◆ WHAT YOU ARE ASKED TO DO
Repeat every line below exactly as it reads.

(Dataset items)
------------------------------

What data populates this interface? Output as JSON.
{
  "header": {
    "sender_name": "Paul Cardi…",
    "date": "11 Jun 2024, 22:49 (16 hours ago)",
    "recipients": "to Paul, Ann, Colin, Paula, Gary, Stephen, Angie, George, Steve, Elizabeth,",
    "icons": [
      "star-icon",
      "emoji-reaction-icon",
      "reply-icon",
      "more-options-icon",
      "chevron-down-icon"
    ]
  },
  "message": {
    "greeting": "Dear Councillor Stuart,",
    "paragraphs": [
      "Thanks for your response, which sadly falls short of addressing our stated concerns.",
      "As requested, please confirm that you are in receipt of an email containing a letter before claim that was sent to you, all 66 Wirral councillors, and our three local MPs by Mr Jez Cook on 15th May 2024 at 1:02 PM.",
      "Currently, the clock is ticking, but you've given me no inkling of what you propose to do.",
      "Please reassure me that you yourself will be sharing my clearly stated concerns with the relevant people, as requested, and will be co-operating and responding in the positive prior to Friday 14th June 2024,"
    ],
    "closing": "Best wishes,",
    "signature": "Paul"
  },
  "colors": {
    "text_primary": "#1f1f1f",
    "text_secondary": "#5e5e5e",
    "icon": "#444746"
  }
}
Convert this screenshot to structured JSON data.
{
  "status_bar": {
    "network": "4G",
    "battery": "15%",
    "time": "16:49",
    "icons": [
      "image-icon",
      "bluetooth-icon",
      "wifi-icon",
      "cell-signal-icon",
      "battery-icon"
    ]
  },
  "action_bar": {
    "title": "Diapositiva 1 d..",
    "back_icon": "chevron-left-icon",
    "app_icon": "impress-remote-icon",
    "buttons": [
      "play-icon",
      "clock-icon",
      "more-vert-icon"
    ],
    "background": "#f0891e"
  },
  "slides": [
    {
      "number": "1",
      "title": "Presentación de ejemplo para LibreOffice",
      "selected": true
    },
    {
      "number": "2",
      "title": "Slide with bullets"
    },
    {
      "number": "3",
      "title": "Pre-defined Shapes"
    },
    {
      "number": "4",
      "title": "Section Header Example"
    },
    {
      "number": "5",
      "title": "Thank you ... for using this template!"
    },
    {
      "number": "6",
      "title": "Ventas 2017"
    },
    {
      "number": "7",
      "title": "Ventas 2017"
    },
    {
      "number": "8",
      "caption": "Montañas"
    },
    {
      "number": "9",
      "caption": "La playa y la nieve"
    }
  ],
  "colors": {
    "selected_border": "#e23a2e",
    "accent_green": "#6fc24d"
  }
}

------------------------------

◆ OUTPUT FOR THIS EXERCISE
What data populates this interface? Output as JSON.
{
  "header": {
    "sender_name": "Paul Cardi…",
    "date": "11 Jun 2024, 22:49 (16 hours ago)",
    "recipients": "to Paul, Ann, Colin, Paula, Gary, Stephen, Angie, George, Steve, Elizabeth,",
    "icons": [
      "star-icon",
      "emoji-reaction-icon",
      "reply-icon",
      "more-options-icon",
      "chevron-down-icon"
    ]
  },
  "message": {
    "greeting": "Dear Councillor Stuart,",
    "paragraphs": [
      "Thanks for your response, which sadly falls short of addressing our stated concerns.",
      "As requested, please confirm that you are in receipt of an email containing a letter before claim that was sent to you, all 66 Wirral councillors, and our three local MPs by Mr Jez Cook on 15th May 2024 at 1:02 PM.",
      "Currently, the clock is ticking, but you've given me no inkling of what you propose to do.",
      "Please reassure me that you yourself will be sharing my clearly stated concerns with the relevant people, as requested, and will be co-operating and responding in the positive prior to Friday 14th June 2024,"
    ],
    "closing": "Best wishes,",
    "signature": "Paul"
  },
  "colors": {
    "text_primary": "#1f1f1f",
    "text_secondary": "#5e5e5e",
    "icon": "#444746"
  }
}
Convert this screenshot to structured JSON data.
{
  "status_bar": {
    "network": "4G",
    "battery": "15%",
    "time": "16:49",
    "icons": [
      "image-icon",
      "bluetooth-icon",
      "wifi-icon",
      "cell-signal-icon",
      "battery-icon"
    ]
  },
  "action_bar": {
    "title": "Diapositiva 1 d..",
    "back_icon": "chevron-left-icon",
    "app_icon": "impress-remote-icon",
    "buttons": [
      "play-icon",
      "clock-icon",
      "more-vert-icon"
    ],
    "background": "#f0891e"
  },
  "slides": [
    {
      "number": "1",
      "title": "Presentación de ejemplo para LibreOffice",
      "selected": true
    },
    {
      "number": "2",
      "title": "Slide with bullets"
    },
    {
      "number": "3",
      "title": "Pre-defined Shapes"
    },
    {
      "number": "4",
      "title": "Section Header Example"
    },
    {
      "number": "5",
      "title": "Thank you ... for using this template!"
    },
    {
      "number": "6",
      "title": "Ventas 2017"
    },
    {
      "number": "7",
      "title": "Ventas 2017"
    },
    {
      "number": "8",
      "caption": "Montañas"
    },
    {
      "number": "9",
      "caption": "La playa y la nieve"
    }
  ],
  "colors": {
    "selected_border": "#e23a2e",
    "accent_green": "#6fc24d"
  }
}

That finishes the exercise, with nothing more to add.